Given information
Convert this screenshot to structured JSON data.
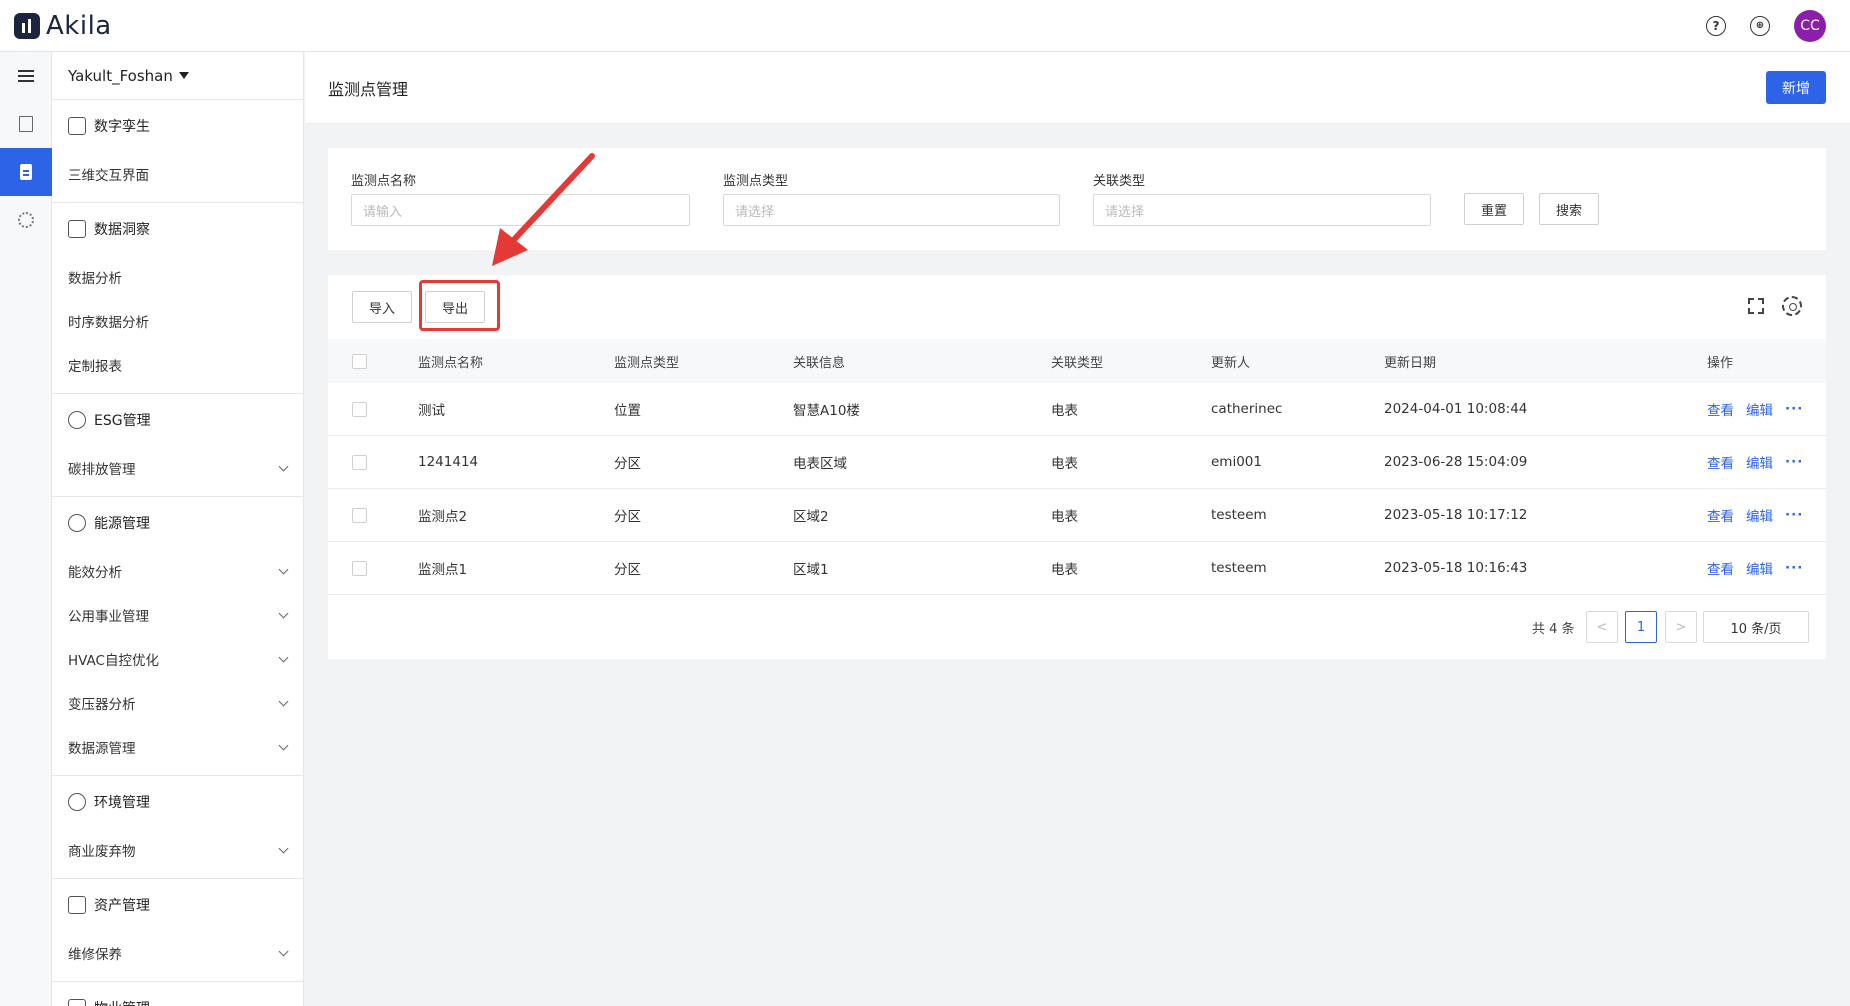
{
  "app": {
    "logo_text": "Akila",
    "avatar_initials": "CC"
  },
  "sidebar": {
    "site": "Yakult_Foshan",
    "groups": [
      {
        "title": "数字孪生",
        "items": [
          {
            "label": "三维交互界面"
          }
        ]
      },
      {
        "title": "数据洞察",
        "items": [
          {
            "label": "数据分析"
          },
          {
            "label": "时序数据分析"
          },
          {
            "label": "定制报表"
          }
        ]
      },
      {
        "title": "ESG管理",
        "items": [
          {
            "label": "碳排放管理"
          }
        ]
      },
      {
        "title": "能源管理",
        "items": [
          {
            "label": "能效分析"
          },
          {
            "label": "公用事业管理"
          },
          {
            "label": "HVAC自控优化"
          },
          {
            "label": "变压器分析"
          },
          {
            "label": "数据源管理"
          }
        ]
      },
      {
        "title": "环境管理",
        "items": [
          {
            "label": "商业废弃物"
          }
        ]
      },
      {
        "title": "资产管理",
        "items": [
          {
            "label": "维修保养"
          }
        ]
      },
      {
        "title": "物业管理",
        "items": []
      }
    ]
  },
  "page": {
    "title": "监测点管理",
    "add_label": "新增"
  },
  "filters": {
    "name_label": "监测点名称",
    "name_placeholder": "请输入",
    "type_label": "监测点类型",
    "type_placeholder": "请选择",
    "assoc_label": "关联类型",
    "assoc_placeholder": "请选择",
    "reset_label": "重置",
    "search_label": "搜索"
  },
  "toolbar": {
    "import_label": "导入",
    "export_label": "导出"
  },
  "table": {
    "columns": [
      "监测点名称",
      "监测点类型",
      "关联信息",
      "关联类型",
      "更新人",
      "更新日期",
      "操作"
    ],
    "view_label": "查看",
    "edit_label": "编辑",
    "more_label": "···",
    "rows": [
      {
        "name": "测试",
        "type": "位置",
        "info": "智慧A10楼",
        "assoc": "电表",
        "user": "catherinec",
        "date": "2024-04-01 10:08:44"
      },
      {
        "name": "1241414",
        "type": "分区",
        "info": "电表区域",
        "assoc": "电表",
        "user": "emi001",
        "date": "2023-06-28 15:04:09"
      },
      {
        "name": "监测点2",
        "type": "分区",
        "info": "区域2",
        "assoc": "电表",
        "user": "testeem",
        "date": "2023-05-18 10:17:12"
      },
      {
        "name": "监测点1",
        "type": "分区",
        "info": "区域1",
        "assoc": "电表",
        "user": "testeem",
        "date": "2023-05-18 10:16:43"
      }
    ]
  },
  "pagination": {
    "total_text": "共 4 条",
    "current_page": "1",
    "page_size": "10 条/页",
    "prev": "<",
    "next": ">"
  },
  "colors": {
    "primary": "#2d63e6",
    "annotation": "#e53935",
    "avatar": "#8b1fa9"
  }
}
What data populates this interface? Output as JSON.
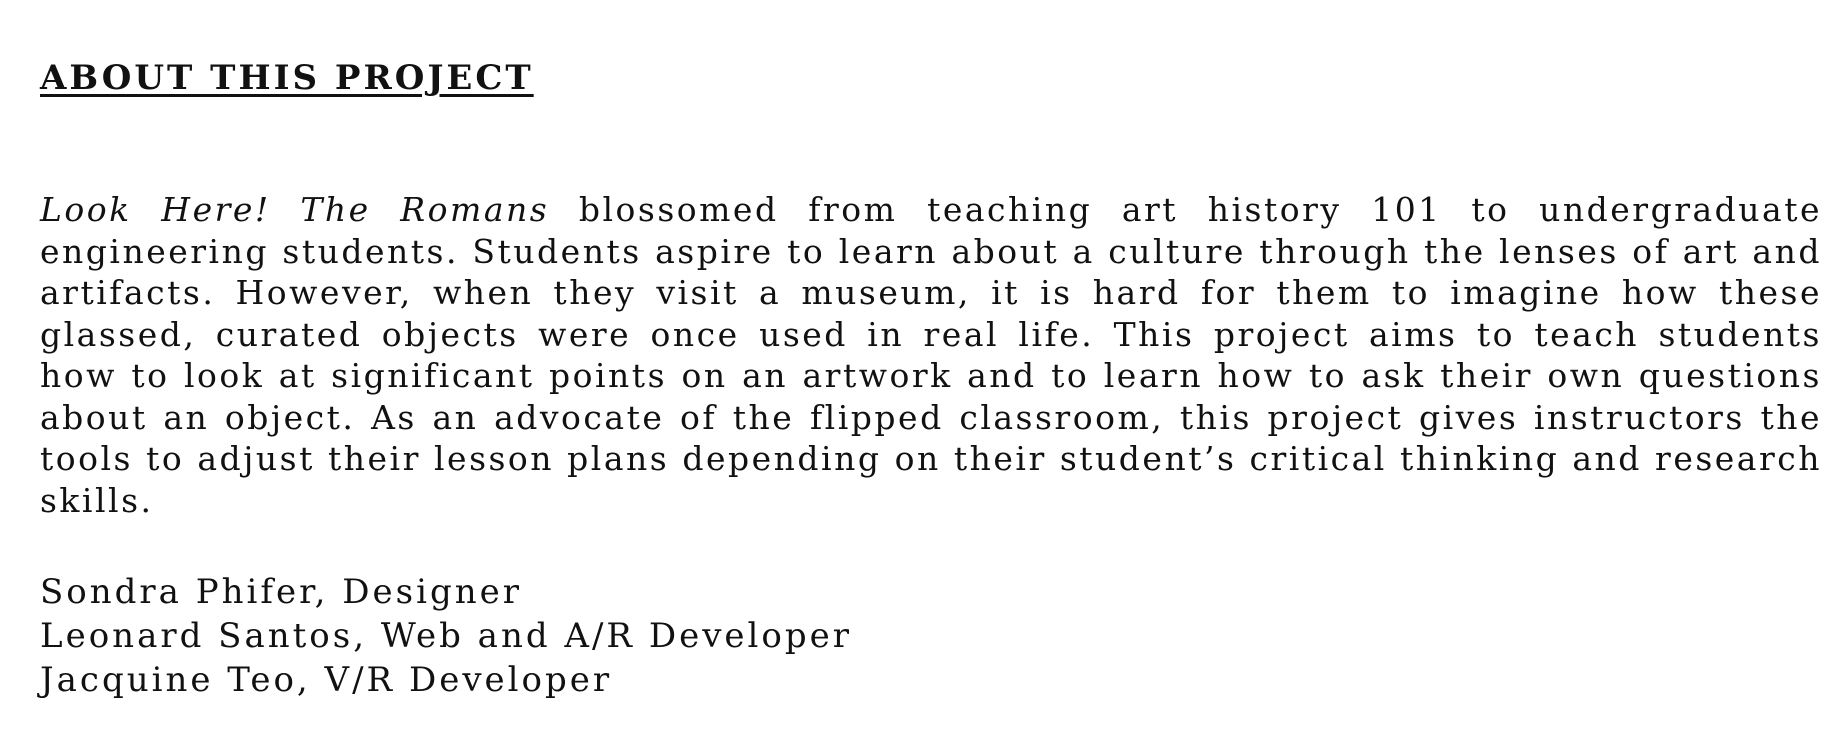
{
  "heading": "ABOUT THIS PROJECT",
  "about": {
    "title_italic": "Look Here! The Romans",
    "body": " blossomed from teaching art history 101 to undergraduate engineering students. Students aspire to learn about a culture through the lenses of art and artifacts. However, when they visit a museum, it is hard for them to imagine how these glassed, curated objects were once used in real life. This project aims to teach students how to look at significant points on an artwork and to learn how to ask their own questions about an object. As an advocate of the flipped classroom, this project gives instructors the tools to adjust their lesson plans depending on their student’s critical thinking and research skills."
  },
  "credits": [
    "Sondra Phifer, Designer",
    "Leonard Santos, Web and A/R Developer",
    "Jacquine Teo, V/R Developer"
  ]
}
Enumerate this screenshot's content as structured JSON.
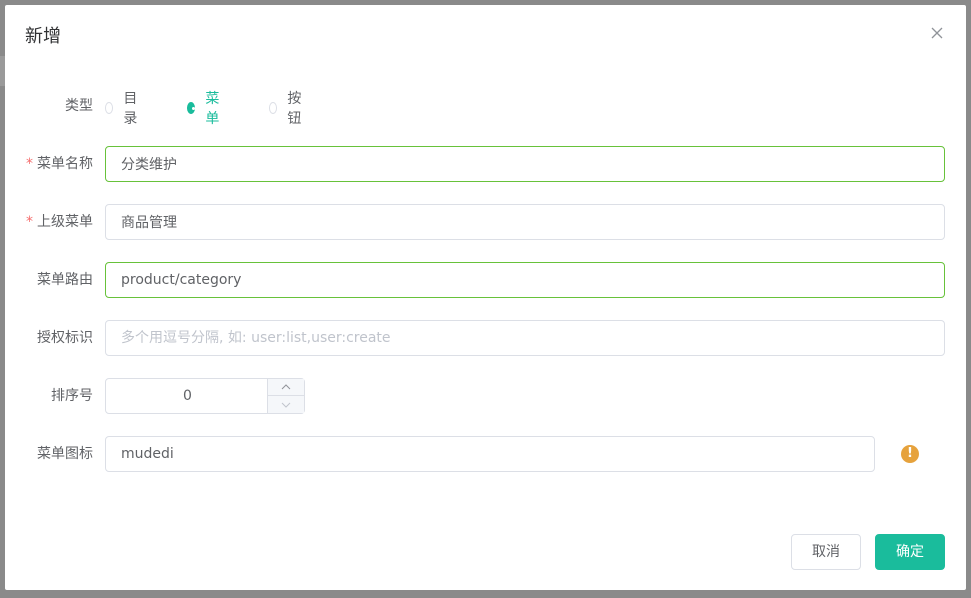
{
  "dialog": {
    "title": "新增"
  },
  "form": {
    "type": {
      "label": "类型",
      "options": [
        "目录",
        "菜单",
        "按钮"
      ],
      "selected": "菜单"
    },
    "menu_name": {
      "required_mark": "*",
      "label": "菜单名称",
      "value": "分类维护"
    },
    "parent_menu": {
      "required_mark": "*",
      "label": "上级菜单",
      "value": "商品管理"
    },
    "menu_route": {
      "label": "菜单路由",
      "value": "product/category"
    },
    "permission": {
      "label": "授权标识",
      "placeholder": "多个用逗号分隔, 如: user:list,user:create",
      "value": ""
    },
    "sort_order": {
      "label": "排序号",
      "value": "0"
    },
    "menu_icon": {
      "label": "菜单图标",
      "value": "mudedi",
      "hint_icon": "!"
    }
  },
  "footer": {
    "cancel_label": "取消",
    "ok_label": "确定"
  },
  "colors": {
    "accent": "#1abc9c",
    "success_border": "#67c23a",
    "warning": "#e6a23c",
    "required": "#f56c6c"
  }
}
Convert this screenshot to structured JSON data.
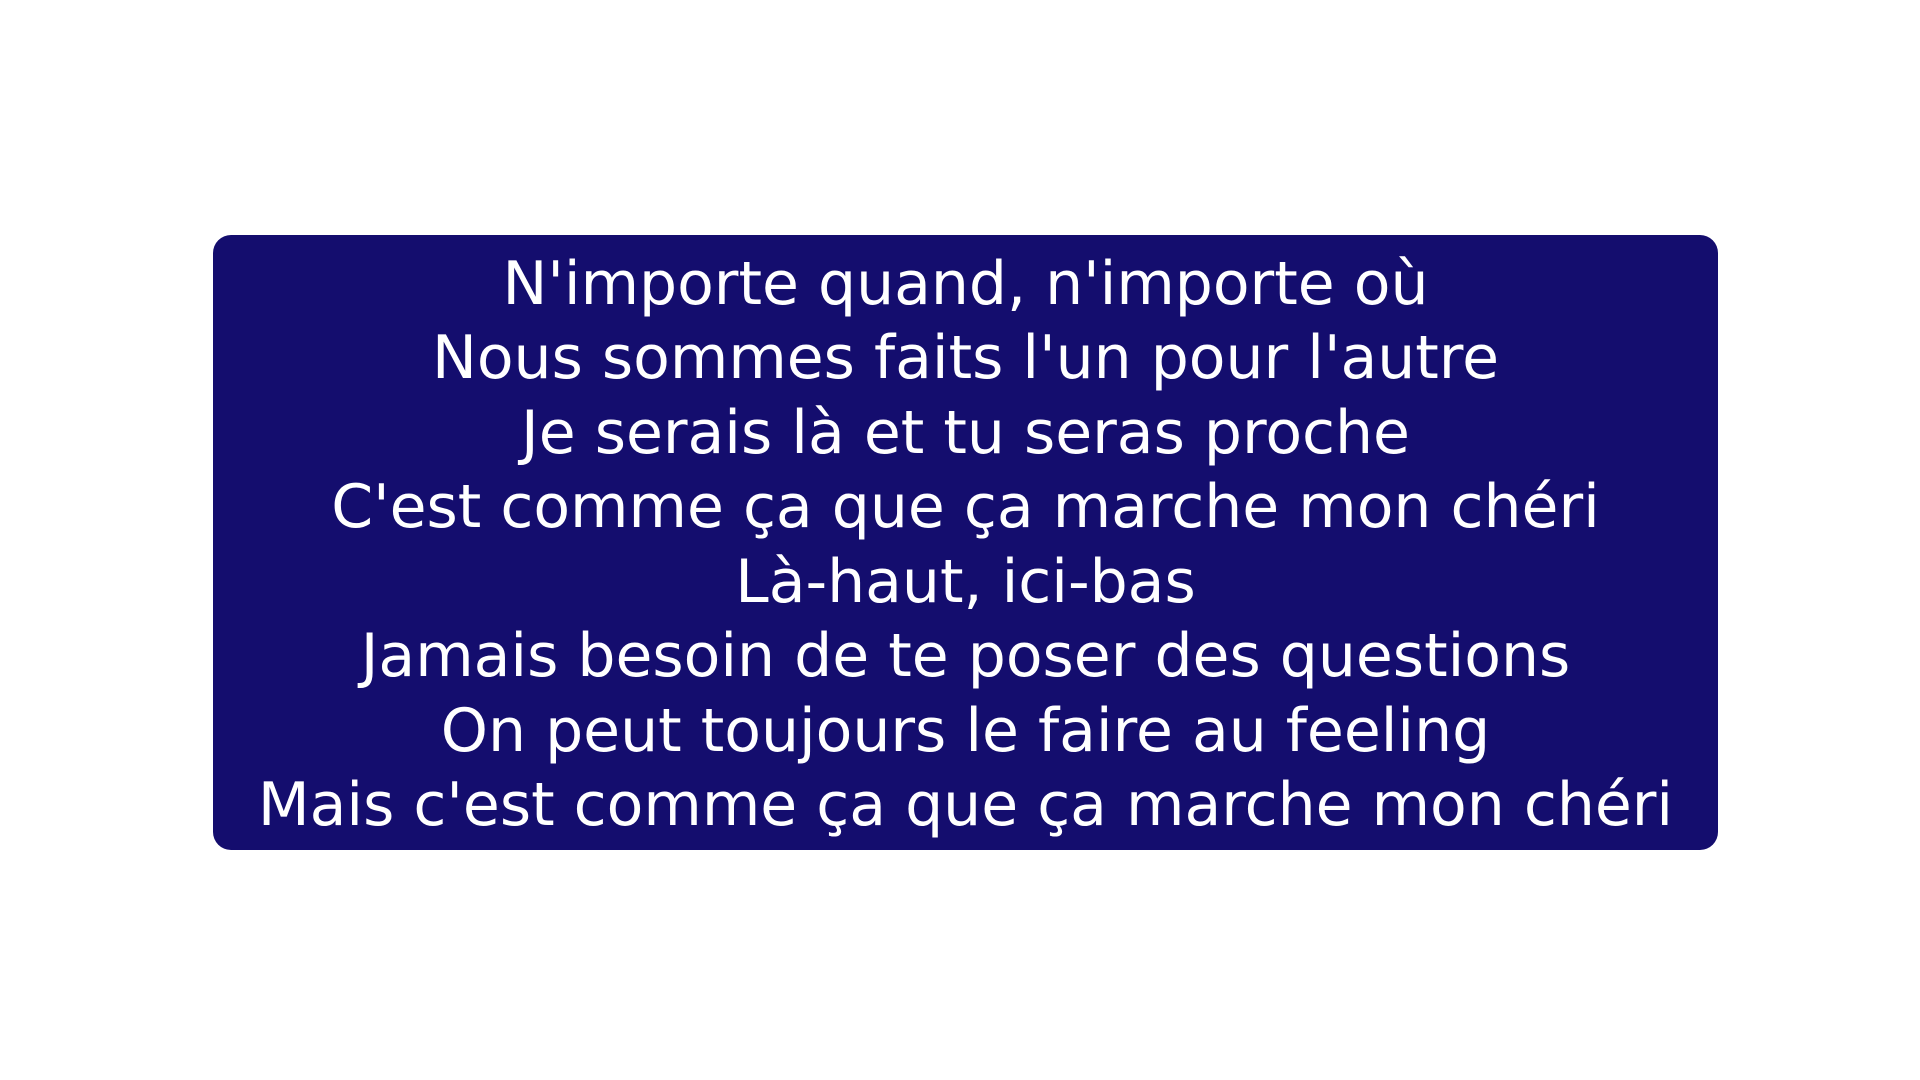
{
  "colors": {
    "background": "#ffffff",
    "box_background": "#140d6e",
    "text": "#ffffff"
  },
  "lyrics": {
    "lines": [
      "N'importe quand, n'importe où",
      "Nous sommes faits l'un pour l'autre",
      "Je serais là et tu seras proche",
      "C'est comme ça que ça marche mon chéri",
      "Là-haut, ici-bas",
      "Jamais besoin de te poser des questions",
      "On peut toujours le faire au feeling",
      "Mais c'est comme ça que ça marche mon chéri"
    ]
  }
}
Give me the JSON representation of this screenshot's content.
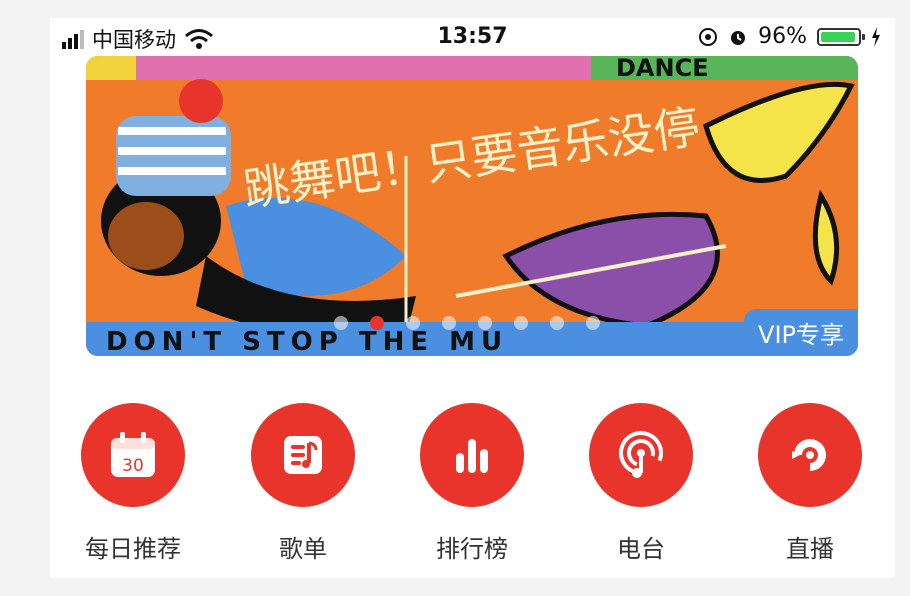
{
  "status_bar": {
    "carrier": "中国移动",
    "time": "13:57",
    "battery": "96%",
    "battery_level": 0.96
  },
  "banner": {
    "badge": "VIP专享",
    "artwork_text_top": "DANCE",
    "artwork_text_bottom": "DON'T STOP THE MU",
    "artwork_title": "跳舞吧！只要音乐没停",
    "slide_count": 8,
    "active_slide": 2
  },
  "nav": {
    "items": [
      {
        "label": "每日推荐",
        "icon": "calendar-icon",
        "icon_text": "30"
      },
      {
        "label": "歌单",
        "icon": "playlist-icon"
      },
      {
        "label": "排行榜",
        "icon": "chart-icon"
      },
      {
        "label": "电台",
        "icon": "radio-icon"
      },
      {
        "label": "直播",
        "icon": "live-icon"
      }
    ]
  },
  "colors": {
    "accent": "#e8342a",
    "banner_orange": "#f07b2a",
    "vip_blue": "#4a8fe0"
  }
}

Stated problem
Transcribe all of the records above character for character. Exclude the pictures.

Written answer
Convert this screenshot to structured JSON data.
{
  "app": {
    "logo_text": "Akila",
    "avatar_initials": "CC"
  },
  "sidebar": {
    "site": "Yakult_Foshan",
    "groups": [
      {
        "title": "数字孪生",
        "items": [
          {
            "label": "三维交互界面"
          }
        ]
      },
      {
        "title": "数据洞察",
        "items": [
          {
            "label": "数据分析"
          },
          {
            "label": "时序数据分析"
          },
          {
            "label": "定制报表"
          }
        ]
      },
      {
        "title": "ESG管理",
        "items": [
          {
            "label": "碳排放管理"
          }
        ]
      },
      {
        "title": "能源管理",
        "items": [
          {
            "label": "能效分析"
          },
          {
            "label": "公用事业管理"
          },
          {
            "label": "HVAC自控优化"
          },
          {
            "label": "变压器分析"
          },
          {
            "label": "数据源管理"
          }
        ]
      },
      {
        "title": "环境管理",
        "items": [
          {
            "label": "商业废弃物"
          }
        ]
      },
      {
        "title": "资产管理",
        "items": [
          {
            "label": "维修保养"
          }
        ]
      },
      {
        "title": "物业管理",
        "items": []
      }
    ]
  },
  "page": {
    "title": "监测点管理",
    "add_label": "新增"
  },
  "filters": {
    "name_label": "监测点名称",
    "name_placeholder": "请输入",
    "type_label": "监测点类型",
    "type_placeholder": "请选择",
    "assoc_label": "关联类型",
    "assoc_placeholder": "请选择",
    "reset_label": "重置",
    "search_label": "搜索"
  },
  "toolbar": {
    "import_label": "导入",
    "export_label": "导出"
  },
  "table": {
    "columns": [
      "监测点名称",
      "监测点类型",
      "关联信息",
      "关联类型",
      "更新人",
      "更新日期",
      "操作"
    ],
    "view_label": "查看",
    "edit_label": "编辑",
    "more_label": "···",
    "rows": [
      {
        "name": "测试",
        "type": "位置",
        "info": "智慧A10楼",
        "assoc": "电表",
        "user": "catherinec",
        "date": "2024-04-01 10:08:44"
      },
      {
        "name": "1241414",
        "type": "分区",
        "info": "电表区域",
        "assoc": "电表",
        "user": "emi001",
        "date": "2023-06-28 15:04:09"
      },
      {
        "name": "监测点2",
        "type": "分区",
        "info": "区域2",
        "assoc": "电表",
        "user": "testeem",
        "date": "2023-05-18 10:17:12"
      },
      {
        "name": "监测点1",
        "type": "分区",
        "info": "区域1",
        "assoc": "电表",
        "user": "testeem",
        "date": "2023-05-18 10:16:43"
      }
    ]
  },
  "pagination": {
    "total_text": "共 4 条",
    "current_page": "1",
    "page_size": "10 条/页",
    "prev": "<",
    "next": ">"
  },
  "colors": {
    "primary": "#2d63e6",
    "annotation": "#e53935",
    "avatar": "#8b1fa9"
  }
}
What data populates this interface? Output as JSON.
{
  "heading": "ABOUT THIS PROJECT",
  "about": {
    "title_italic": "Look Here! The Romans",
    "body": " blossomed from teaching art history 101 to undergraduate engineering students. Students aspire to learn about a culture through the lenses of art and artifacts. However, when they visit a museum, it is hard for them to imagine how these glassed, curated objects were once used in real life. This project aims to teach students how to look at significant points on an artwork and to learn how to ask their own questions about an object. As an advocate of the flipped classroom, this project gives instructors the tools to adjust their lesson plans depending on their student’s critical thinking and research skills."
  },
  "credits": [
    "Sondra Phifer, Designer",
    "Leonard Santos, Web and A/R Developer",
    "Jacquine Teo, V/R Developer"
  ]
}
Enumerate this screenshot's content as structured JSON.
{
  "dialog": {
    "title": "新增"
  },
  "form": {
    "type": {
      "label": "类型",
      "options": [
        "目录",
        "菜单",
        "按钮"
      ],
      "selected": "菜单"
    },
    "menu_name": {
      "required_mark": "*",
      "label": "菜单名称",
      "value": "分类维护"
    },
    "parent_menu": {
      "required_mark": "*",
      "label": "上级菜单",
      "value": "商品管理"
    },
    "menu_route": {
      "label": "菜单路由",
      "value": "product/category"
    },
    "permission": {
      "label": "授权标识",
      "placeholder": "多个用逗号分隔, 如: user:list,user:create",
      "value": ""
    },
    "sort_order": {
      "label": "排序号",
      "value": "0"
    },
    "menu_icon": {
      "label": "菜单图标",
      "value": "mudedi",
      "hint_icon": "!"
    }
  },
  "footer": {
    "cancel_label": "取消",
    "ok_label": "确定"
  },
  "colors": {
    "accent": "#1abc9c",
    "success_border": "#67c23a",
    "warning": "#e6a23c",
    "required": "#f56c6c"
  }
}
Convert this screenshot to structured JSON data.
{
  "colors": {
    "background": "#ffffff",
    "box_background": "#140d6e",
    "text": "#ffffff"
  },
  "lyrics": {
    "lines": [
      "N'importe quand, n'importe où",
      "Nous sommes faits l'un pour l'autre",
      "Je serais là et tu seras proche",
      "C'est comme ça que ça marche mon chéri",
      "Là-haut, ici-bas",
      "Jamais besoin de te poser des questions",
      "On peut toujours le faire au feeling",
      "Mais c'est comme ça que ça marche mon chéri"
    ]
  }
}
Give me the JSON representation of this screenshot's content.
{
  "status_bar": {
    "carrier": "中国移动",
    "time": "13:57",
    "battery": "96%",
    "battery_level": 0.96
  },
  "banner": {
    "badge": "VIP专享",
    "artwork_text_top": "DANCE",
    "artwork_text_bottom": "DON'T STOP THE MU",
    "artwork_title": "跳舞吧！只要音乐没停",
    "slide_count": 8,
    "active_slide": 2
  },
  "nav": {
    "items": [
      {
        "label": "每日推荐",
        "icon": "calendar-icon",
        "icon_text": "30"
      },
      {
        "label": "歌单",
        "icon": "playlist-icon"
      },
      {
        "label": "排行榜",
        "icon": "chart-icon"
      },
      {
        "label": "电台",
        "icon": "radio-icon"
      },
      {
        "label": "直播",
        "icon": "live-icon"
      }
    ]
  },
  "colors": {
    "accent": "#e8342a",
    "banner_orange": "#f07b2a",
    "vip_blue": "#4a8fe0"
  }
}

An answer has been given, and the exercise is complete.